#### Given records

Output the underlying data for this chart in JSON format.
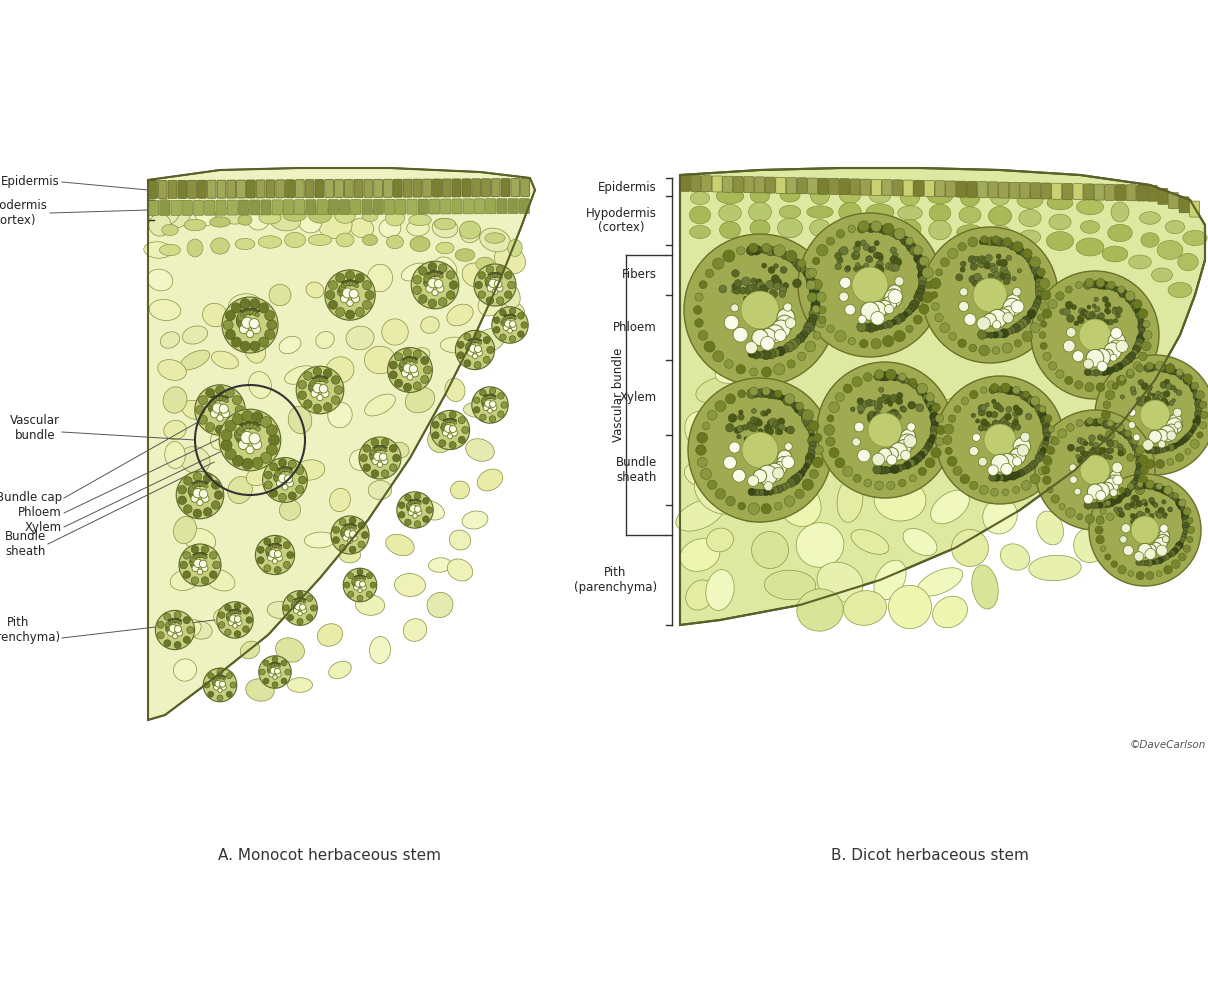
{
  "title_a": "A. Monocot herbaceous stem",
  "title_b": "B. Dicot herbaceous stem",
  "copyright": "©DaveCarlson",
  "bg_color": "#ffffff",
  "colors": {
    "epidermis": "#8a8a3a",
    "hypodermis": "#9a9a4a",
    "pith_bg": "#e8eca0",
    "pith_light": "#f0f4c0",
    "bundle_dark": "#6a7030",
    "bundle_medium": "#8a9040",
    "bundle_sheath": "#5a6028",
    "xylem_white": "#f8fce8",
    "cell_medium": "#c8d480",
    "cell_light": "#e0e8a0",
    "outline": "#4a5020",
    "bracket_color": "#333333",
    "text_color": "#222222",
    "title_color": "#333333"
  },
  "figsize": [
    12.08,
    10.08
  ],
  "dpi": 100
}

########
#### Given records

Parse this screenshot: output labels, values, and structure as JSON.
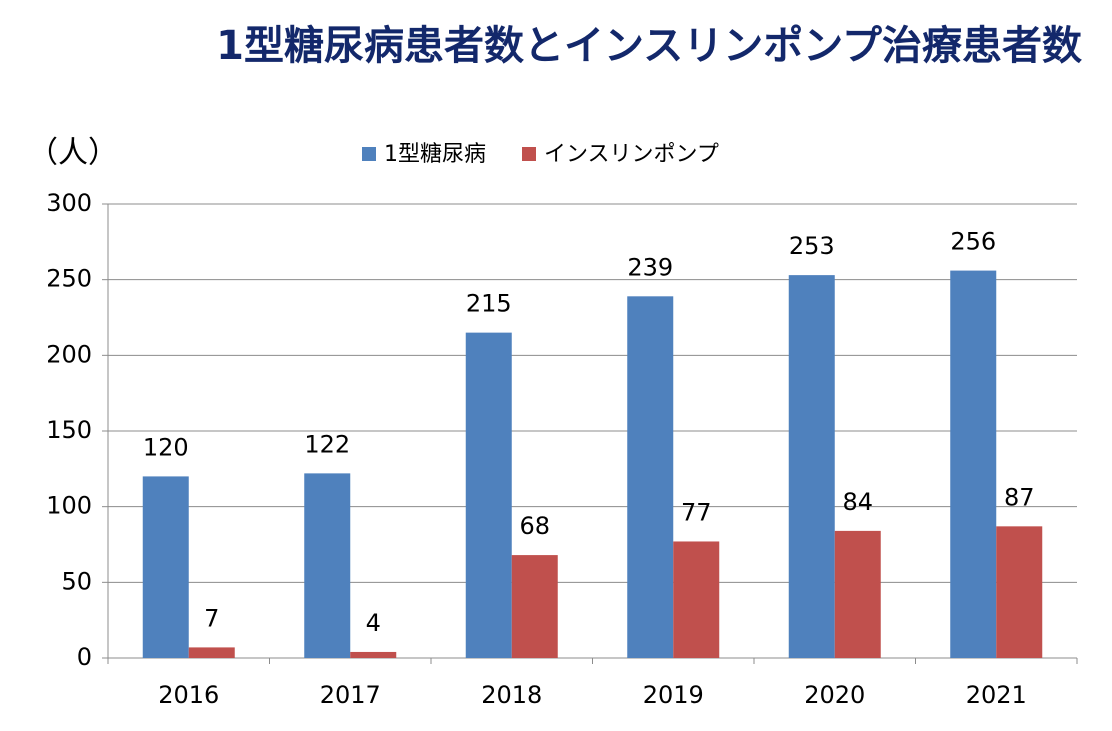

########
#### Given records

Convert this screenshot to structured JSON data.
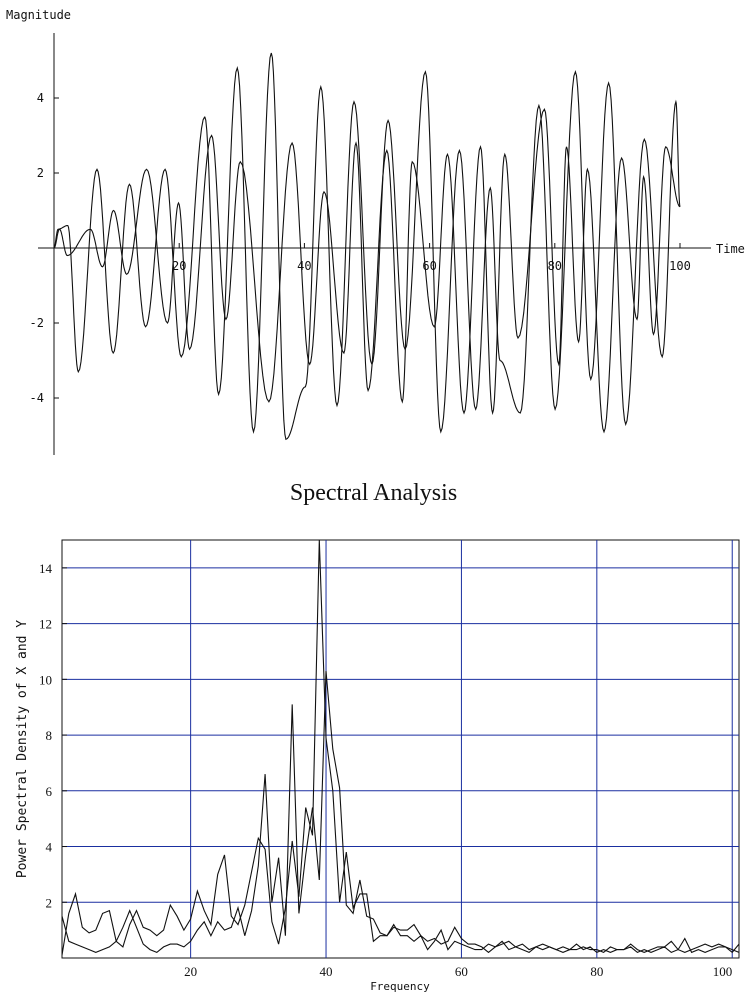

########

- **Requirements**
Copy every line that includes the string "screenshot" from the material above.

- **Response**
Parse this screenshot: output labels, values, and structure as JSON.
Convert this screenshot to structured JSON data.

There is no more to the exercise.